> [Given information]:

——————————

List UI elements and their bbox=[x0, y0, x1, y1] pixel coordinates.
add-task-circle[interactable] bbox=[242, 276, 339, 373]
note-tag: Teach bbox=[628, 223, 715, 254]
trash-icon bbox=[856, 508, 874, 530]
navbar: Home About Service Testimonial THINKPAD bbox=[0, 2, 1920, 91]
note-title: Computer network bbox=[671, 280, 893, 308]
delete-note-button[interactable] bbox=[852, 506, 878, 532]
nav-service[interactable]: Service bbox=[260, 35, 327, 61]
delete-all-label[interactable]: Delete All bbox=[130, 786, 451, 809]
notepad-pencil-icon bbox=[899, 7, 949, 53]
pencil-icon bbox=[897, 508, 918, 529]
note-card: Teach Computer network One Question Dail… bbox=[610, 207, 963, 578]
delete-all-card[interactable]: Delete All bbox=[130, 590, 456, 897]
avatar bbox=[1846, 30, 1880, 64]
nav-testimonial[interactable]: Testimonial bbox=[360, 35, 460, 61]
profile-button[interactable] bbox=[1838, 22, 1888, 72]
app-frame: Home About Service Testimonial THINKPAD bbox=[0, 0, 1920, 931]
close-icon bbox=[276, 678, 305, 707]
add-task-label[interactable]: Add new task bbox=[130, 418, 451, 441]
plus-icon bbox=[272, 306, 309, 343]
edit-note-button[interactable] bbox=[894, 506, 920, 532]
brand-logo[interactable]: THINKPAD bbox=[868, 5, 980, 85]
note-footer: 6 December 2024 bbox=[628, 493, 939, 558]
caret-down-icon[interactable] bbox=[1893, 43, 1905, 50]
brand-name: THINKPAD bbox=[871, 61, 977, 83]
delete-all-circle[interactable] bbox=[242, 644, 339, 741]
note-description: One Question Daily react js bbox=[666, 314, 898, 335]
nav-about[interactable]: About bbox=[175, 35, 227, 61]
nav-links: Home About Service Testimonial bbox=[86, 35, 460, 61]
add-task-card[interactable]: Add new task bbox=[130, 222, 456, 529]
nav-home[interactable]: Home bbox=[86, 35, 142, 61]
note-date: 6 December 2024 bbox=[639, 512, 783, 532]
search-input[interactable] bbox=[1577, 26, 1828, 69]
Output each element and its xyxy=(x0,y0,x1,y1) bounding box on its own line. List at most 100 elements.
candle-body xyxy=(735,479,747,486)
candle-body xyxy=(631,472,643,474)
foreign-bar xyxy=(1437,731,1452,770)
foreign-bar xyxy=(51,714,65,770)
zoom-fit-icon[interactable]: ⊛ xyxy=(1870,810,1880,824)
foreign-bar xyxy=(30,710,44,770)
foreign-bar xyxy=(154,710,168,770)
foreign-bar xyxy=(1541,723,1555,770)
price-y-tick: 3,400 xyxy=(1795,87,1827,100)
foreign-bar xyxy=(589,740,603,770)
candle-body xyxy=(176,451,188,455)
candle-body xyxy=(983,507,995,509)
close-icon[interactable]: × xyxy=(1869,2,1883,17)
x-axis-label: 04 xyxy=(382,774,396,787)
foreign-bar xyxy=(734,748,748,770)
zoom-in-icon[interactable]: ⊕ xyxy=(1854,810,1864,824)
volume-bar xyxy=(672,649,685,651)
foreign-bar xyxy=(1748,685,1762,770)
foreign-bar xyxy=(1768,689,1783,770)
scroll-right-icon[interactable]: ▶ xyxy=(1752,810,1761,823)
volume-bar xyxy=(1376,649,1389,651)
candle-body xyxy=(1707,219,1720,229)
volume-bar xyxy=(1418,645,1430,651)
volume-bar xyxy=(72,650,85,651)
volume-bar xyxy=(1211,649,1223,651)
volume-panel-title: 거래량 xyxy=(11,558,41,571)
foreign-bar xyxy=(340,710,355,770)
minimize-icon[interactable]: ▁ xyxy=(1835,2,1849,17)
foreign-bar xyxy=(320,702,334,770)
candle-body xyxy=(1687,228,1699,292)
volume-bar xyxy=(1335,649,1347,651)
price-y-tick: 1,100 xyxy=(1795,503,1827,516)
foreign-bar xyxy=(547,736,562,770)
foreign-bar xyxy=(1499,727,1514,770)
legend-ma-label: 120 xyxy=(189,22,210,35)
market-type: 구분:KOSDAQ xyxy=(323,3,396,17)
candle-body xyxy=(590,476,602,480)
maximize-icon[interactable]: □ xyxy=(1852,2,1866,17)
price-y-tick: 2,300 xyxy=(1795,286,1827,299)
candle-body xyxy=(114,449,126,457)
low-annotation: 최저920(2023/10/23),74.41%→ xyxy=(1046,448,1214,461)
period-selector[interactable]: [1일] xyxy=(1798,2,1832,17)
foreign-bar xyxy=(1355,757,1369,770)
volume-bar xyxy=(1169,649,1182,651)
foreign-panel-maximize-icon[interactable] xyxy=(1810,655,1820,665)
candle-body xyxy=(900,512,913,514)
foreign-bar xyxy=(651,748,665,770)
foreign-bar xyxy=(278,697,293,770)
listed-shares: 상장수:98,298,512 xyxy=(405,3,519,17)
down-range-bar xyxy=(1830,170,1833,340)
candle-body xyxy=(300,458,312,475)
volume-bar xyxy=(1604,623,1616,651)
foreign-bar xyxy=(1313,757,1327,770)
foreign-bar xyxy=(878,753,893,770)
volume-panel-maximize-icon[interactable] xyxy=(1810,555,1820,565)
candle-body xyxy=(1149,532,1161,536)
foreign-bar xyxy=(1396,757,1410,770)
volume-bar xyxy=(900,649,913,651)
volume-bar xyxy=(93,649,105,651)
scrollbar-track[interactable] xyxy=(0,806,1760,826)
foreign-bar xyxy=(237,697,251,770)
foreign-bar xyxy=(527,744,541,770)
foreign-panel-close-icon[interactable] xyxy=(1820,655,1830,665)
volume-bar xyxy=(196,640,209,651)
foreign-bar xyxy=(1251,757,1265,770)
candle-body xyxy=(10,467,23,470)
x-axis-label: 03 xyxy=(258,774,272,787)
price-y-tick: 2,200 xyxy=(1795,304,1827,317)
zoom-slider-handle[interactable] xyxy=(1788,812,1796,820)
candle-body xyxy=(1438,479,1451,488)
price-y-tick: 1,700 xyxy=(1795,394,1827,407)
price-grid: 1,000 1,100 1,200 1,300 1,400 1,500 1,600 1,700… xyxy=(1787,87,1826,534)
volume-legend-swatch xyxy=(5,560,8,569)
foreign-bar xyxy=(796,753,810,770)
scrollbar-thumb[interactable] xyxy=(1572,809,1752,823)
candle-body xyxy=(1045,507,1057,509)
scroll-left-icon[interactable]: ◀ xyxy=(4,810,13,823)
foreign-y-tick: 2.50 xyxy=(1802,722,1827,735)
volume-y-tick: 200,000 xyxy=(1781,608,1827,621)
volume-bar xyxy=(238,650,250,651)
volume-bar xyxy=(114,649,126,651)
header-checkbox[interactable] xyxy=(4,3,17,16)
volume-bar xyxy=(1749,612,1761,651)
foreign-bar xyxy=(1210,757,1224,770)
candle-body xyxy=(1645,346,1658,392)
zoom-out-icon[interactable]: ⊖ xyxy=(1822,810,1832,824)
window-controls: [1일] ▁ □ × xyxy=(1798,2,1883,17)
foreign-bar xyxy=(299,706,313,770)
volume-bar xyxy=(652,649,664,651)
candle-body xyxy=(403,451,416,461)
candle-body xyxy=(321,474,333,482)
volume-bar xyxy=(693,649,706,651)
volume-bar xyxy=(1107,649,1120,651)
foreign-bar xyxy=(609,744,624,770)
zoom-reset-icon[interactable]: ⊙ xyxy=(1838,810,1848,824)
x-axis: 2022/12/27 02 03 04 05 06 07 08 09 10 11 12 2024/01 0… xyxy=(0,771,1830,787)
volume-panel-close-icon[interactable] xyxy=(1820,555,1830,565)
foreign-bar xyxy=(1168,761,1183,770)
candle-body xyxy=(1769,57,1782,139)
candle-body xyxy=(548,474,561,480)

——————————

> [Task to carry out]: Rewrite the items from their first line up to and including the line with "edit-note-button[interactable] bbox=[894, 506, 920, 532]", replacing "Delete All" with "Clear All" and leaving everything else unchanged.

> [Task result]:
List UI elements and their bbox=[x0, y0, x1, y1] pixel coordinates.
add-task-circle[interactable] bbox=[242, 276, 339, 373]
note-tag: Teach bbox=[628, 223, 715, 254]
trash-icon bbox=[856, 508, 874, 530]
navbar: Home About Service Testimonial THINKPAD bbox=[0, 2, 1920, 91]
note-title: Computer network bbox=[671, 280, 893, 308]
delete-note-button[interactable] bbox=[852, 506, 878, 532]
nav-service[interactable]: Service bbox=[260, 35, 327, 61]
delete-all-label[interactable]: Clear All bbox=[130, 786, 451, 809]
notepad-pencil-icon bbox=[899, 7, 949, 53]
pencil-icon bbox=[897, 508, 918, 529]
note-card: Teach Computer network One Question Dail… bbox=[610, 207, 963, 578]
delete-all-card[interactable]: Clear All bbox=[130, 590, 456, 897]
avatar bbox=[1846, 30, 1880, 64]
nav-testimonial[interactable]: Testimonial bbox=[360, 35, 460, 61]
profile-button[interactable] bbox=[1838, 22, 1888, 72]
app-frame: Home About Service Testimonial THINKPAD bbox=[0, 0, 1920, 931]
close-icon bbox=[276, 678, 305, 707]
add-task-label[interactable]: Add new task bbox=[130, 418, 451, 441]
plus-icon bbox=[272, 306, 309, 343]
edit-note-button[interactable] bbox=[894, 506, 920, 532]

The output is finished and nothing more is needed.